Instruction
Collect each line holding the string "diagram".

Excerpted records
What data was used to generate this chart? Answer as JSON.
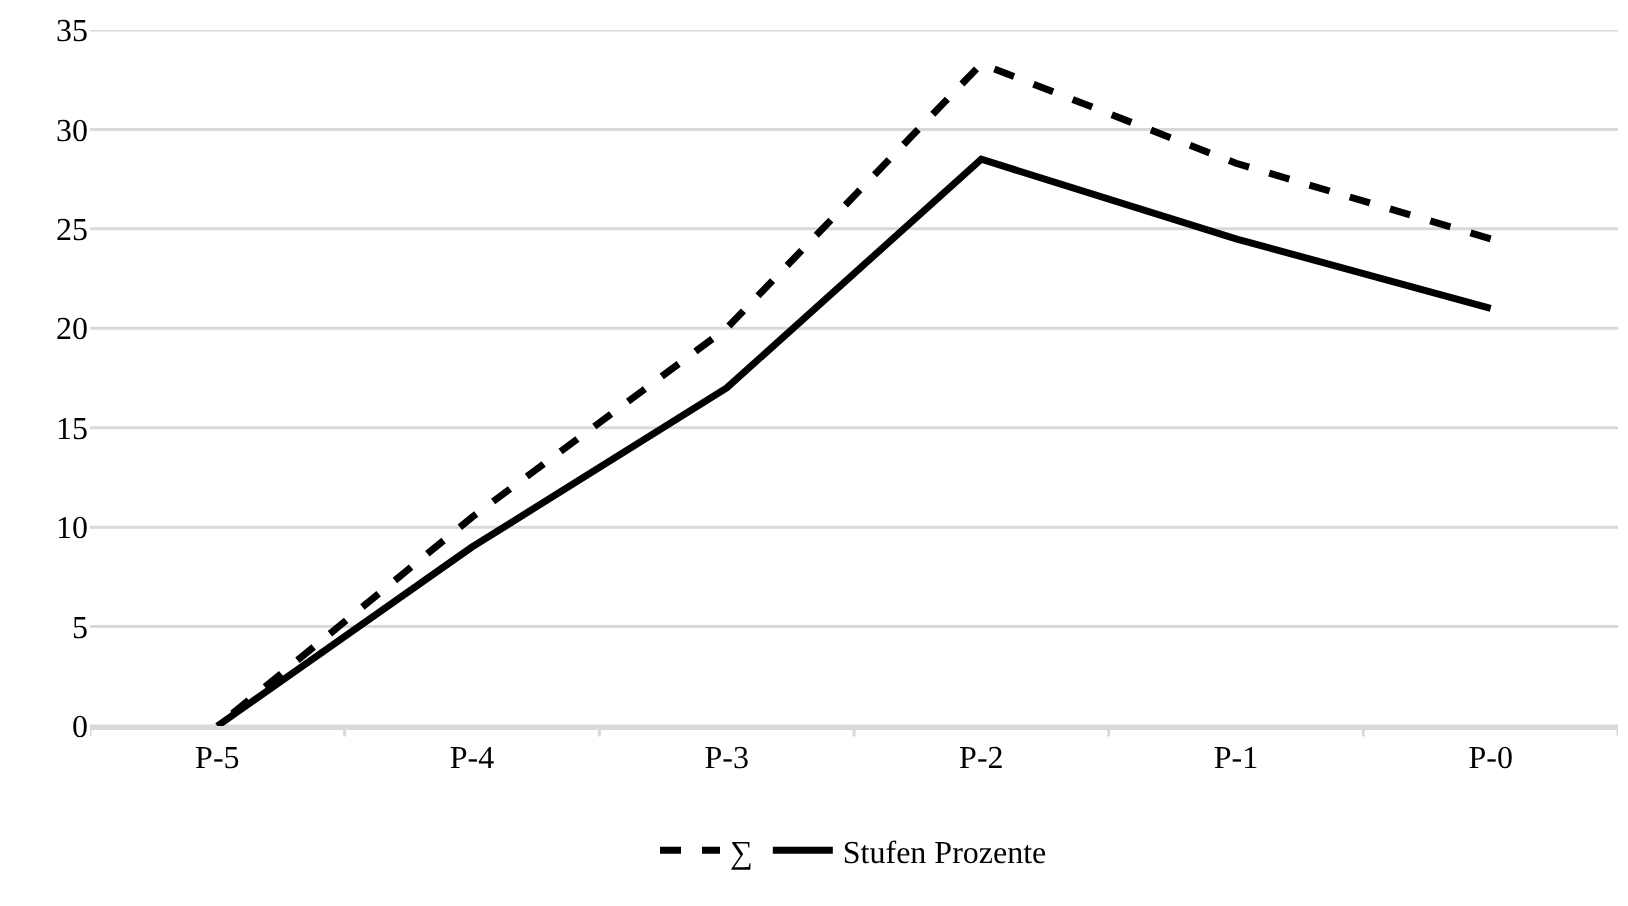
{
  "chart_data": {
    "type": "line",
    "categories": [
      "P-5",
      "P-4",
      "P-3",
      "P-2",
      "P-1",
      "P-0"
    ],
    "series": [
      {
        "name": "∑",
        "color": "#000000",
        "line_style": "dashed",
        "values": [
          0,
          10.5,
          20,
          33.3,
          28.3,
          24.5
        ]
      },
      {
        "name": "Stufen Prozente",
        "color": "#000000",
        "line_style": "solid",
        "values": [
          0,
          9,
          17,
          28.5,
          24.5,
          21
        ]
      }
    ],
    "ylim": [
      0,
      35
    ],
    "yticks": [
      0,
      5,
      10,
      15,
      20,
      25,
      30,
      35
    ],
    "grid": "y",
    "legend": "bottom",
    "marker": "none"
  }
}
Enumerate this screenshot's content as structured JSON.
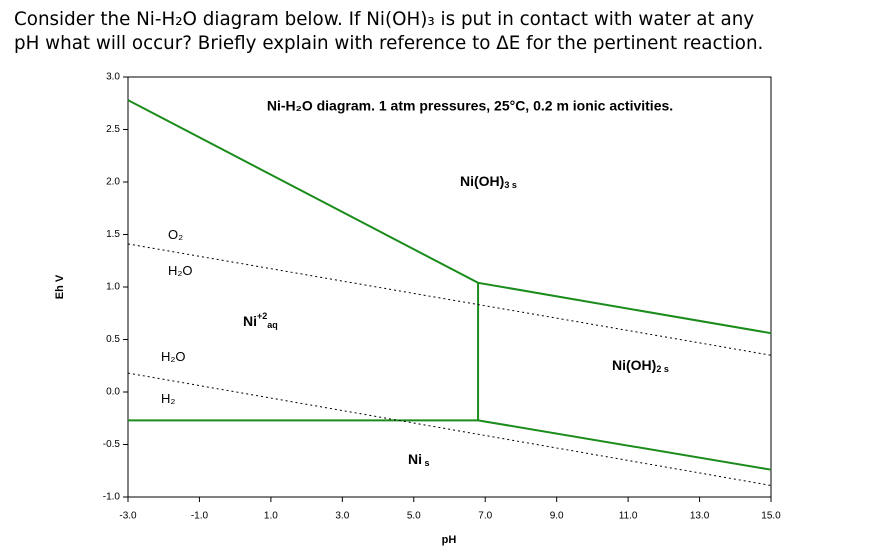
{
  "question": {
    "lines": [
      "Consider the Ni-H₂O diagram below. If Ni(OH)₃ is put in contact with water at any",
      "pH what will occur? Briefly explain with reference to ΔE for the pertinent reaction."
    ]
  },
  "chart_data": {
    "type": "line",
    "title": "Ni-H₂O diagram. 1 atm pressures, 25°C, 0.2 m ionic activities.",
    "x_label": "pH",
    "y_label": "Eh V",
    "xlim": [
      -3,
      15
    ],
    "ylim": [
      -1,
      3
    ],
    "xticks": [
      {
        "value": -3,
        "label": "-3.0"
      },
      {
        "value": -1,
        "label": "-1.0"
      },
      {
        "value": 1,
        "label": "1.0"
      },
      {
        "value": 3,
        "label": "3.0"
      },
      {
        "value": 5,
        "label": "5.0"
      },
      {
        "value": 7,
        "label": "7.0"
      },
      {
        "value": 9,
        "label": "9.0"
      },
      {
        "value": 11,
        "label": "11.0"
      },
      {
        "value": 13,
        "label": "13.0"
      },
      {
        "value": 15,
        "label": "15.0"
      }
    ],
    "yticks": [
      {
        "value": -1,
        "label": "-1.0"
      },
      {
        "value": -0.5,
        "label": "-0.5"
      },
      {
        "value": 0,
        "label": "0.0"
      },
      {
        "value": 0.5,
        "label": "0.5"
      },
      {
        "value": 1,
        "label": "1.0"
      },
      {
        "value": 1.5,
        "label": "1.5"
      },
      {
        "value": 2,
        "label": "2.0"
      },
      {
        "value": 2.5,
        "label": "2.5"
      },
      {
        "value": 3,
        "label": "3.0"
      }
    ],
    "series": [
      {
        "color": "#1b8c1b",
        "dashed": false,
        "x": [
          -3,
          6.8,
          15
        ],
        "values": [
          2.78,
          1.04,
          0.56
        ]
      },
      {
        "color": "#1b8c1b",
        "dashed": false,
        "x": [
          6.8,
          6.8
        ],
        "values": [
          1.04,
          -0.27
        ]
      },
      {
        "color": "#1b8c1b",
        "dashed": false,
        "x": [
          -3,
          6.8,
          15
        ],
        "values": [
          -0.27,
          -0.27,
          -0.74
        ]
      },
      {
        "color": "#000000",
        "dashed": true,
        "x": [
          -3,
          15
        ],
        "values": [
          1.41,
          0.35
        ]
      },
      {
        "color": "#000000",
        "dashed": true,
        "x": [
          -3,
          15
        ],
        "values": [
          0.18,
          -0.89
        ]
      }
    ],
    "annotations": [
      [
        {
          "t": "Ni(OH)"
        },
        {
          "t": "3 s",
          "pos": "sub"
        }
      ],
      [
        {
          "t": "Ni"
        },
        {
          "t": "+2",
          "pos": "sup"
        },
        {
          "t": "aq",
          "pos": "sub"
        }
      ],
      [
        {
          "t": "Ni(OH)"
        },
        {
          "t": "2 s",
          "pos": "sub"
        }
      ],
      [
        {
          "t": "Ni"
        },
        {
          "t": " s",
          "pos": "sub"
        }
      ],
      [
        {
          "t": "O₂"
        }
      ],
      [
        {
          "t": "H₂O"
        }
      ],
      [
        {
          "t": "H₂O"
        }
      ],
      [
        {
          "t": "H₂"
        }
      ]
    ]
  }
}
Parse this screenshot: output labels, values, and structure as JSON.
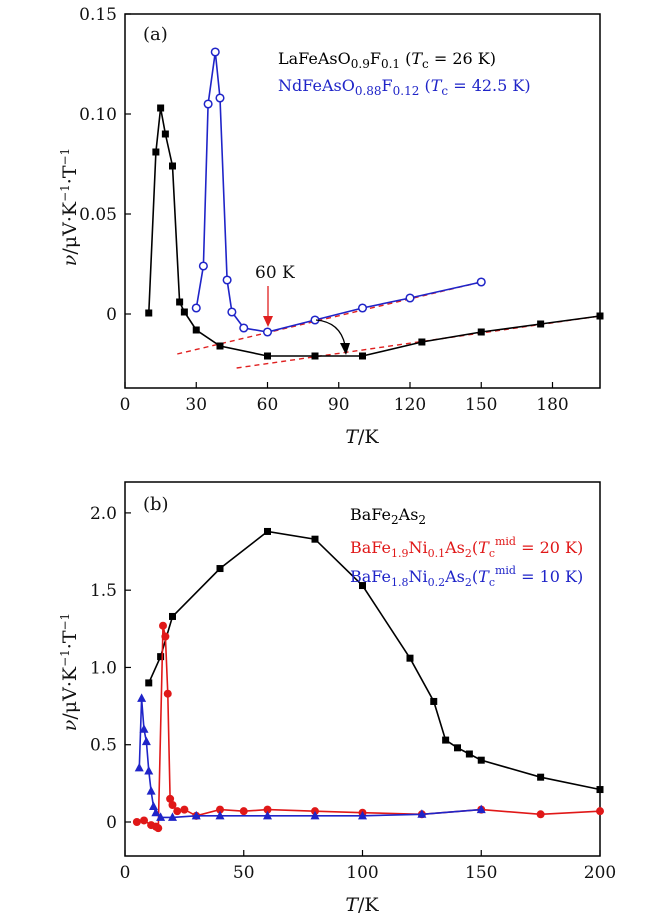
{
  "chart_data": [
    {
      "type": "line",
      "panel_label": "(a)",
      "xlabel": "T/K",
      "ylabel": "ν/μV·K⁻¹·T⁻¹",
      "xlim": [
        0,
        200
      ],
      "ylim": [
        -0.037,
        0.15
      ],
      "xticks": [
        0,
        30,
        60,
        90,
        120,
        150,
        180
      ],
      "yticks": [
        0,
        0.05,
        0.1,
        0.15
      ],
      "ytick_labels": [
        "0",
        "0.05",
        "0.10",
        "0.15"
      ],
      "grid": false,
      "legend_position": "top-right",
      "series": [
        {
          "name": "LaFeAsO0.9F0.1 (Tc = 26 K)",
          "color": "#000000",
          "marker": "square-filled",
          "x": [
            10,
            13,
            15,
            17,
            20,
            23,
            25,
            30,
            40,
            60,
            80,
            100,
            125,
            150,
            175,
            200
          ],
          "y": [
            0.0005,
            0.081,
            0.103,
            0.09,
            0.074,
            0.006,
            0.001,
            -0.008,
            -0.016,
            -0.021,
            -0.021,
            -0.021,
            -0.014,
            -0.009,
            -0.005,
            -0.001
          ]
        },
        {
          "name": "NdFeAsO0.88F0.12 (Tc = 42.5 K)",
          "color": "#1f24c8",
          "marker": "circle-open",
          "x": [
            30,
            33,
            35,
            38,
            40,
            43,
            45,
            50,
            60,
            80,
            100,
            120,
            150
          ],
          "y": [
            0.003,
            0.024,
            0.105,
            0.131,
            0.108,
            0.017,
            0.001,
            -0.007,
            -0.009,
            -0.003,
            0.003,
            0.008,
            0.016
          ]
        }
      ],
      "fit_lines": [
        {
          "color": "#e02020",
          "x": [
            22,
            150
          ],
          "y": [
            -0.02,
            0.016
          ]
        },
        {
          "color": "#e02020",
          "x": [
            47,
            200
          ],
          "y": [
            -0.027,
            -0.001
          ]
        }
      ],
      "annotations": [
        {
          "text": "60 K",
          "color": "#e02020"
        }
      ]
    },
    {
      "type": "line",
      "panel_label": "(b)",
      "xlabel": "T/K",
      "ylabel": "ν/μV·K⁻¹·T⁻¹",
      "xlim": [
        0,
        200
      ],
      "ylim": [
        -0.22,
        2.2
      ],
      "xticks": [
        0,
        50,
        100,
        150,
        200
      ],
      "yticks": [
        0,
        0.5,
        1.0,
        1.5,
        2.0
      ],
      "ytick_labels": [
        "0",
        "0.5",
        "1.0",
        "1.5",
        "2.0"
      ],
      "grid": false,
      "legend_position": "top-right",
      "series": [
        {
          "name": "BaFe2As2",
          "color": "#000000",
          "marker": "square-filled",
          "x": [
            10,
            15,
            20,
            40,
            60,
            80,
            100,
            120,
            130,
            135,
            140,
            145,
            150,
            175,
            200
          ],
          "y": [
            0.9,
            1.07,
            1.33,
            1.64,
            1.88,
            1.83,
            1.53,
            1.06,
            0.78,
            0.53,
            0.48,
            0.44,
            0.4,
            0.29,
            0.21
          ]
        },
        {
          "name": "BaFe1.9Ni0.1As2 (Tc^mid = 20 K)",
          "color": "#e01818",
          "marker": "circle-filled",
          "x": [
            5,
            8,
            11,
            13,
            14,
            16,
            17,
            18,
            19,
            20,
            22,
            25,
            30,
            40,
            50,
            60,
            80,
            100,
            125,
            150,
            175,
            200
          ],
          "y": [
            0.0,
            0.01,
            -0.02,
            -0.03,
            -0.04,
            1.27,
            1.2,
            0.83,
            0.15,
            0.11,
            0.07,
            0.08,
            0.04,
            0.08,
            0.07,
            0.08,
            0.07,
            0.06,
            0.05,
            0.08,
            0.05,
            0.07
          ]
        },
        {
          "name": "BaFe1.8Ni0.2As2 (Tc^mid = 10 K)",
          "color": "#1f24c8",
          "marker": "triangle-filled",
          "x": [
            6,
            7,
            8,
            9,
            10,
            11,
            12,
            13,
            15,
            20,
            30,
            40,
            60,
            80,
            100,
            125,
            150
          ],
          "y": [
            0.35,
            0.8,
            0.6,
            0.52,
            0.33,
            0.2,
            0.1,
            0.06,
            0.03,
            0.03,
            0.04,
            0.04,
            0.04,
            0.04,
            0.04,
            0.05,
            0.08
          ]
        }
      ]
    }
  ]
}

Task result
      "Consider the Ni-H₂O diagram below. If Ni(OH)₃ is put in contact with water at any",
    "title": "Ni-H₂O diagram. 1 atm pressures, 25°C, 0.2 m ionic activities.",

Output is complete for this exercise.